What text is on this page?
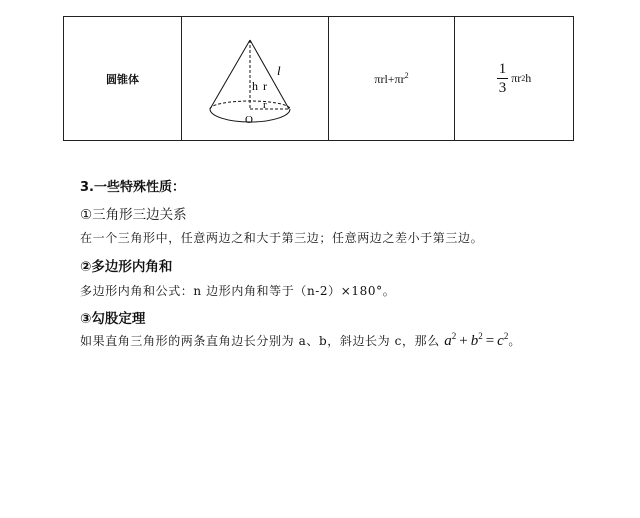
圆锥体
l
h r
r
O
$\pi rl+\pi r^2$	$\frac{1}{3}$ πr 2 h
3.一些特殊性质：
①三角形三边关系
在一个三角形中，任意两边之和大于第三边；任意两边之差小于第三边。
②多边形内角和
多边形内角和公式：n 边形内角和等于（n-2）×180°。
③勾股定理
如果直角三角形的两条直角边长分别为 a、b，斜边长为 c，那么 $a^2 + b^2 = c^2$。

---+---

*DESCRIPTION OF THE TASK*:
Give every record again exactly, apart from the pictures, which stay out.

*ANSWER FOR THIS EXERCISE*:
What text is on this page?
圆锥体
l
h r
r
O
$\pi rl+\pi r^2$	$\frac{1}{3}$ πr 2 h
3.一些特殊性质：
①三角形三边关系
在一个三角形中，任意两边之和大于第三边；任意两边之差小于第三边。
②多边形内角和
多边形内角和公式：n 边形内角和等于（n-2）×180°。
③勾股定理
如果直角三角形的两条直角边长分别为 a、b，斜边长为 c，那么 $a^2 + b^2 = c^2$。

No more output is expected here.